(Source data)
<<<<

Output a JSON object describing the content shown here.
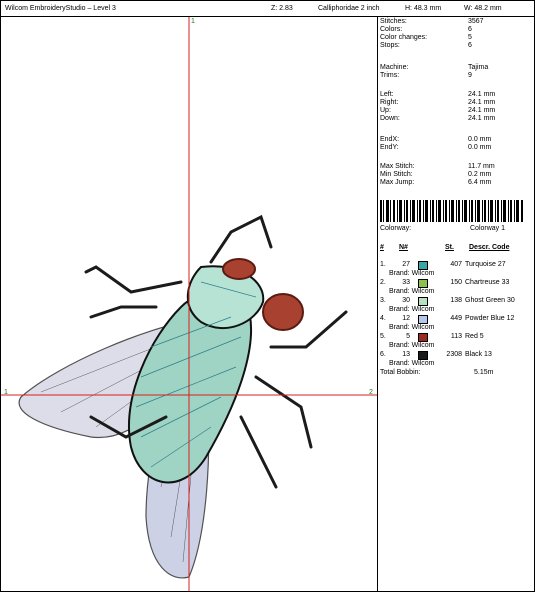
{
  "header": {
    "app_title": "Wilcom EmbroideryStudio – Level 3",
    "zoom": "Z: 2.83",
    "filename": "Calliphoridae 2 inch",
    "height": "H: 48.3 mm",
    "width": "W: 48.2 mm"
  },
  "canvas": {
    "label_top": "1",
    "label_left": "1",
    "label_right": "2"
  },
  "stats": {
    "stitches": {
      "label": "Stitches:",
      "value": "3567"
    },
    "colors": {
      "label": "Colors:",
      "value": "6"
    },
    "color_changes": {
      "label": "Color changes:",
      "value": "5"
    },
    "stops": {
      "label": "Stops:",
      "value": "6"
    },
    "machine": {
      "label": "Machine:",
      "value": "Tajima"
    },
    "trims": {
      "label": "Trims:",
      "value": "9"
    },
    "left": {
      "label": "Left:",
      "value": "24.1 mm"
    },
    "right": {
      "label": "Right:",
      "value": "24.1 mm"
    },
    "up": {
      "label": "Up:",
      "value": "24.1 mm"
    },
    "down": {
      "label": "Down:",
      "value": "24.1 mm"
    },
    "endx": {
      "label": "EndX:",
      "value": "0.0 mm"
    },
    "endy": {
      "label": "EndY:",
      "value": "0.0 mm"
    },
    "max_stitch": {
      "label": "Max Stitch:",
      "value": "11.7 mm"
    },
    "min_stitch": {
      "label": "Min Stitch:",
      "value": "0.2 mm"
    },
    "max_jump": {
      "label": "Max Jump:",
      "value": "6.4 mm"
    }
  },
  "colorway": {
    "label": "Colorway:",
    "value": "Colorway 1"
  },
  "table_headers": {
    "index": "#",
    "number": "N#",
    "stitches": "St.",
    "description": "Descr. Code"
  },
  "threads": [
    {
      "index": "1.",
      "number": "27",
      "color": "#3aa6a6",
      "stitches": "407",
      "description": "Turquoise 27",
      "brand": "Brand: Wilcom"
    },
    {
      "index": "2.",
      "number": "33",
      "color": "#8bc34a",
      "stitches": "150",
      "description": "Chartreuse 33",
      "brand": "Brand: Wilcom"
    },
    {
      "index": "3.",
      "number": "30",
      "color": "#b8e0c0",
      "stitches": "138",
      "description": "Ghost Green 30",
      "brand": "Brand: Wilcom"
    },
    {
      "index": "4.",
      "number": "12",
      "color": "#b8c4e8",
      "stitches": "449",
      "description": "Powder Blue 12",
      "brand": "Brand: Wilcom"
    },
    {
      "index": "5.",
      "number": "5",
      "color": "#9b2a22",
      "stitches": "113",
      "description": "Red 5",
      "brand": "Brand: Wilcom"
    },
    {
      "index": "6.",
      "number": "13",
      "color": "#1a1a1a",
      "stitches": "2308",
      "description": "Black 13",
      "brand": "Brand: Wilcom"
    }
  ],
  "total_bobbin": {
    "label": "Total Bobbin:",
    "value": "5.15m"
  }
}
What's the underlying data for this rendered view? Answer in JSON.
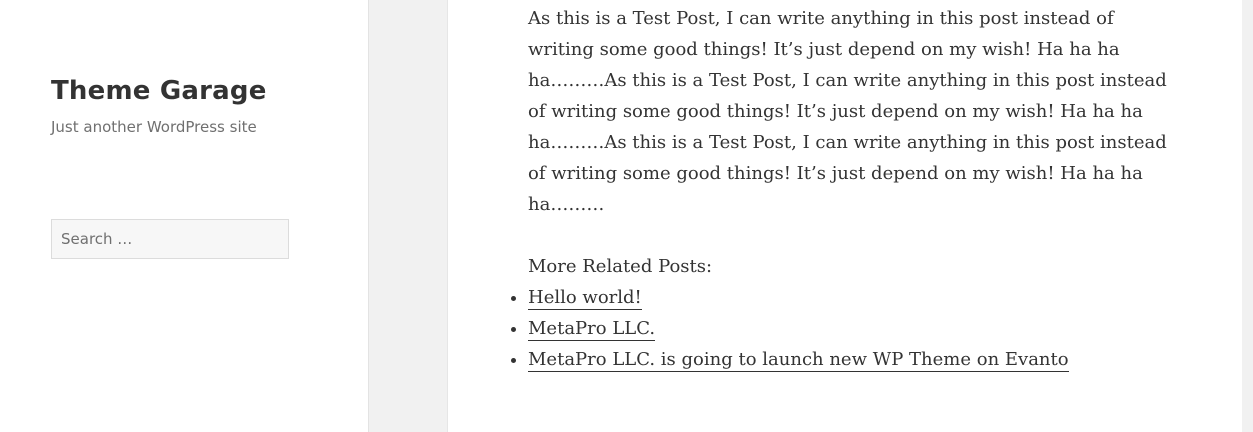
{
  "site": {
    "title": "Theme Garage",
    "description": "Just another WordPress site"
  },
  "search": {
    "placeholder": "Search …"
  },
  "post": {
    "paragraph": "As this is a Test Post, I can write anything in this post instead of writing some good things! It’s just depend on my wish! Ha ha ha ha………As this is a Test Post, I can write anything in this post instead of writing some good things! It’s just depend on my wish! Ha ha ha ha………As this is a Test Post, I can write anything in this post instead of writing some good things! It’s just depend on my wish! Ha ha ha ha………",
    "related_heading": "More Related Posts:",
    "related": [
      {
        "label": "Hello world!"
      },
      {
        "label": "MetaPro LLC."
      },
      {
        "label": "MetaPro LLC. is going to launch new WP Theme on Evanto"
      }
    ]
  },
  "colors": {
    "background": "#f1f1f1",
    "panel": "#ffffff",
    "text": "#333333",
    "muted": "#707070"
  }
}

>>>>

> [Exercise objective]: Copy out all of the material exactly as written, without its pictures.

> [Solution for this problem]:
Output a JSON object describing the content shown here.
{
  "header": {
    "app_title": "Wilcom EmbroideryStudio – Level 3",
    "zoom": "Z: 2.83",
    "filename": "Calliphoridae 2 inch",
    "height": "H: 48.3 mm",
    "width": "W: 48.2 mm"
  },
  "canvas": {
    "label_top": "1",
    "label_left": "1",
    "label_right": "2"
  },
  "stats": {
    "stitches": {
      "label": "Stitches:",
      "value": "3567"
    },
    "colors": {
      "label": "Colors:",
      "value": "6"
    },
    "color_changes": {
      "label": "Color changes:",
      "value": "5"
    },
    "stops": {
      "label": "Stops:",
      "value": "6"
    },
    "machine": {
      "label": "Machine:",
      "value": "Tajima"
    },
    "trims": {
      "label": "Trims:",
      "value": "9"
    },
    "left": {
      "label": "Left:",
      "value": "24.1 mm"
    },
    "right": {
      "label": "Right:",
      "value": "24.1 mm"
    },
    "up": {
      "label": "Up:",
      "value": "24.1 mm"
    },
    "down": {
      "label": "Down:",
      "value": "24.1 mm"
    },
    "endx": {
      "label": "EndX:",
      "value": "0.0 mm"
    },
    "endy": {
      "label": "EndY:",
      "value": "0.0 mm"
    },
    "max_stitch": {
      "label": "Max Stitch:",
      "value": "11.7 mm"
    },
    "min_stitch": {
      "label": "Min Stitch:",
      "value": "0.2 mm"
    },
    "max_jump": {
      "label": "Max Jump:",
      "value": "6.4 mm"
    }
  },
  "colorway": {
    "label": "Colorway:",
    "value": "Colorway 1"
  },
  "table_headers": {
    "index": "#",
    "number": "N#",
    "stitches": "St.",
    "description": "Descr. Code"
  },
  "threads": [
    {
      "index": "1.",
      "number": "27",
      "color": "#3aa6a6",
      "stitches": "407",
      "description": "Turquoise 27",
      "brand": "Brand: Wilcom"
    },
    {
      "index": "2.",
      "number": "33",
      "color": "#8bc34a",
      "stitches": "150",
      "description": "Chartreuse 33",
      "brand": "Brand: Wilcom"
    },
    {
      "index": "3.",
      "number": "30",
      "color": "#b8e0c0",
      "stitches": "138",
      "description": "Ghost Green 30",
      "brand": "Brand: Wilcom"
    },
    {
      "index": "4.",
      "number": "12",
      "color": "#b8c4e8",
      "stitches": "449",
      "description": "Powder Blue 12",
      "brand": "Brand: Wilcom"
    },
    {
      "index": "5.",
      "number": "5",
      "color": "#9b2a22",
      "stitches": "113",
      "description": "Red 5",
      "brand": "Brand: Wilcom"
    },
    {
      "index": "6.",
      "number": "13",
      "color": "#1a1a1a",
      "stitches": "2308",
      "description": "Black 13",
      "brand": "Brand: Wilcom"
    }
  ],
  "total_bobbin": {
    "label": "Total Bobbin:",
    "value": "5.15m"
  }
}
What's the underlying data for this rendered view? Answer in JSON.
{
  "site": {
    "title": "Theme Garage",
    "description": "Just another WordPress site"
  },
  "search": {
    "placeholder": "Search …"
  },
  "post": {
    "paragraph": "As this is a Test Post, I can write anything in this post instead of writing some good things! It’s just depend on my wish! Ha ha ha ha………As this is a Test Post, I can write anything in this post instead of writing some good things! It’s just depend on my wish! Ha ha ha ha………As this is a Test Post, I can write anything in this post instead of writing some good things! It’s just depend on my wish! Ha ha ha ha………",
    "related_heading": "More Related Posts:",
    "related": [
      {
        "label": "Hello world!"
      },
      {
        "label": "MetaPro LLC."
      },
      {
        "label": "MetaPro LLC. is going to launch new WP Theme on Evanto"
      }
    ]
  },
  "colors": {
    "background": "#f1f1f1",
    "panel": "#ffffff",
    "text": "#333333",
    "muted": "#707070"
  }
}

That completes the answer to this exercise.